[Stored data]
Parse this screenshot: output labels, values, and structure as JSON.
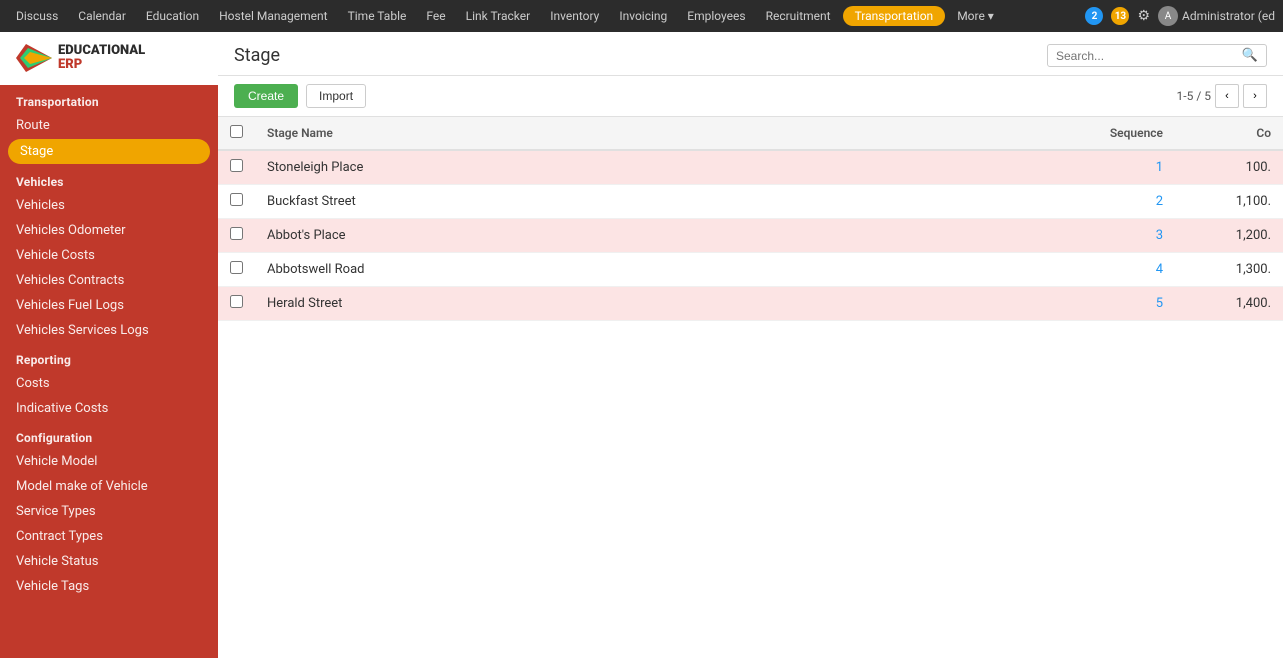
{
  "topNav": {
    "items": [
      {
        "label": "Discuss",
        "active": false
      },
      {
        "label": "Calendar",
        "active": false
      },
      {
        "label": "Education",
        "active": false
      },
      {
        "label": "Hostel Management",
        "active": false
      },
      {
        "label": "Time Table",
        "active": false
      },
      {
        "label": "Fee",
        "active": false
      },
      {
        "label": "Link Tracker",
        "active": false
      },
      {
        "label": "Inventory",
        "active": false
      },
      {
        "label": "Invoicing",
        "active": false
      },
      {
        "label": "Employees",
        "active": false
      },
      {
        "label": "Recruitment",
        "active": false
      },
      {
        "label": "Transportation",
        "active": true
      },
      {
        "label": "More ▾",
        "active": false
      }
    ],
    "badges": [
      {
        "count": "2",
        "color": "blue"
      },
      {
        "count": "13",
        "color": "orange"
      }
    ],
    "admin": "Administrator (ed"
  },
  "logo": {
    "line1": "EDUCATIONAL",
    "line2": "ERP"
  },
  "sidebar": {
    "sectionTransportation": "Transportation",
    "items_transport": [
      {
        "label": "Route",
        "active": false,
        "key": "route"
      },
      {
        "label": "Stage",
        "active": true,
        "key": "stage"
      }
    ],
    "sectionVehicles": "Vehicles",
    "items_vehicles": [
      {
        "label": "Vehicles",
        "key": "vehicles"
      },
      {
        "label": "Vehicles Odometer",
        "key": "vehicles-odometer"
      },
      {
        "label": "Vehicle Costs",
        "key": "vehicle-costs"
      },
      {
        "label": "Vehicles Contracts",
        "key": "vehicles-contracts"
      },
      {
        "label": "Vehicles Fuel Logs",
        "key": "vehicles-fuel-logs"
      },
      {
        "label": "Vehicles Services Logs",
        "key": "vehicles-services-logs"
      }
    ],
    "sectionReporting": "Reporting",
    "items_reporting": [
      {
        "label": "Costs",
        "key": "costs"
      },
      {
        "label": "Indicative Costs",
        "key": "indicative-costs"
      }
    ],
    "sectionConfiguration": "Configuration",
    "items_configuration": [
      {
        "label": "Vehicle Model",
        "key": "vehicle-model"
      },
      {
        "label": "Model make of Vehicle",
        "key": "model-make"
      },
      {
        "label": "Service Types",
        "key": "service-types"
      },
      {
        "label": "Contract Types",
        "key": "contract-types"
      },
      {
        "label": "Vehicle Status",
        "key": "vehicle-status"
      },
      {
        "label": "Vehicle Tags",
        "key": "vehicle-tags"
      }
    ]
  },
  "page": {
    "title": "Stage",
    "searchPlaceholder": "Search...",
    "createLabel": "Create",
    "importLabel": "Import",
    "pagination": "1-5 / 5"
  },
  "table": {
    "headers": [
      {
        "label": "",
        "key": "checkbox"
      },
      {
        "label": "Stage Name",
        "key": "stage-name"
      },
      {
        "label": "Sequence",
        "key": "sequence"
      },
      {
        "label": "Co",
        "key": "co"
      }
    ],
    "rows": [
      {
        "id": 1,
        "name": "Stoneleigh Place",
        "sequence": "1",
        "cost": "100.",
        "pink": true
      },
      {
        "id": 2,
        "name": "Buckfast Street",
        "sequence": "2",
        "cost": "1,100.",
        "pink": false
      },
      {
        "id": 3,
        "name": "Abbot's Place",
        "sequence": "3",
        "cost": "1,200.",
        "pink": true
      },
      {
        "id": 4,
        "name": "Abbotswell Road",
        "sequence": "4",
        "cost": "1,300.",
        "pink": false
      },
      {
        "id": 5,
        "name": "Herald Street",
        "sequence": "5",
        "cost": "1,400.",
        "pink": true
      }
    ]
  }
}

**WHAT YOU NEED TO DO**
Return each line exactly as written. Any picture gets left out.

**RESULT FOR THIS TASK**
Parse this screenshot: output labels, values, and structure as JSON.
{
  "topNav": {
    "items": [
      {
        "label": "Discuss",
        "active": false
      },
      {
        "label": "Calendar",
        "active": false
      },
      {
        "label": "Education",
        "active": false
      },
      {
        "label": "Hostel Management",
        "active": false
      },
      {
        "label": "Time Table",
        "active": false
      },
      {
        "label": "Fee",
        "active": false
      },
      {
        "label": "Link Tracker",
        "active": false
      },
      {
        "label": "Inventory",
        "active": false
      },
      {
        "label": "Invoicing",
        "active": false
      },
      {
        "label": "Employees",
        "active": false
      },
      {
        "label": "Recruitment",
        "active": false
      },
      {
        "label": "Transportation",
        "active": true
      },
      {
        "label": "More ▾",
        "active": false
      }
    ],
    "badges": [
      {
        "count": "2",
        "color": "blue"
      },
      {
        "count": "13",
        "color": "orange"
      }
    ],
    "admin": "Administrator (ed"
  },
  "logo": {
    "line1": "EDUCATIONAL",
    "line2": "ERP"
  },
  "sidebar": {
    "sectionTransportation": "Transportation",
    "items_transport": [
      {
        "label": "Route",
        "active": false,
        "key": "route"
      },
      {
        "label": "Stage",
        "active": true,
        "key": "stage"
      }
    ],
    "sectionVehicles": "Vehicles",
    "items_vehicles": [
      {
        "label": "Vehicles",
        "key": "vehicles"
      },
      {
        "label": "Vehicles Odometer",
        "key": "vehicles-odometer"
      },
      {
        "label": "Vehicle Costs",
        "key": "vehicle-costs"
      },
      {
        "label": "Vehicles Contracts",
        "key": "vehicles-contracts"
      },
      {
        "label": "Vehicles Fuel Logs",
        "key": "vehicles-fuel-logs"
      },
      {
        "label": "Vehicles Services Logs",
        "key": "vehicles-services-logs"
      }
    ],
    "sectionReporting": "Reporting",
    "items_reporting": [
      {
        "label": "Costs",
        "key": "costs"
      },
      {
        "label": "Indicative Costs",
        "key": "indicative-costs"
      }
    ],
    "sectionConfiguration": "Configuration",
    "items_configuration": [
      {
        "label": "Vehicle Model",
        "key": "vehicle-model"
      },
      {
        "label": "Model make of Vehicle",
        "key": "model-make"
      },
      {
        "label": "Service Types",
        "key": "service-types"
      },
      {
        "label": "Contract Types",
        "key": "contract-types"
      },
      {
        "label": "Vehicle Status",
        "key": "vehicle-status"
      },
      {
        "label": "Vehicle Tags",
        "key": "vehicle-tags"
      }
    ]
  },
  "page": {
    "title": "Stage",
    "searchPlaceholder": "Search...",
    "createLabel": "Create",
    "importLabel": "Import",
    "pagination": "1-5 / 5"
  },
  "table": {
    "headers": [
      {
        "label": "",
        "key": "checkbox"
      },
      {
        "label": "Stage Name",
        "key": "stage-name"
      },
      {
        "label": "Sequence",
        "key": "sequence"
      },
      {
        "label": "Co",
        "key": "co"
      }
    ],
    "rows": [
      {
        "id": 1,
        "name": "Stoneleigh Place",
        "sequence": "1",
        "cost": "100.",
        "pink": true
      },
      {
        "id": 2,
        "name": "Buckfast Street",
        "sequence": "2",
        "cost": "1,100.",
        "pink": false
      },
      {
        "id": 3,
        "name": "Abbot's Place",
        "sequence": "3",
        "cost": "1,200.",
        "pink": true
      },
      {
        "id": 4,
        "name": "Abbotswell Road",
        "sequence": "4",
        "cost": "1,300.",
        "pink": false
      },
      {
        "id": 5,
        "name": "Herald Street",
        "sequence": "5",
        "cost": "1,400.",
        "pink": true
      }
    ]
  }
}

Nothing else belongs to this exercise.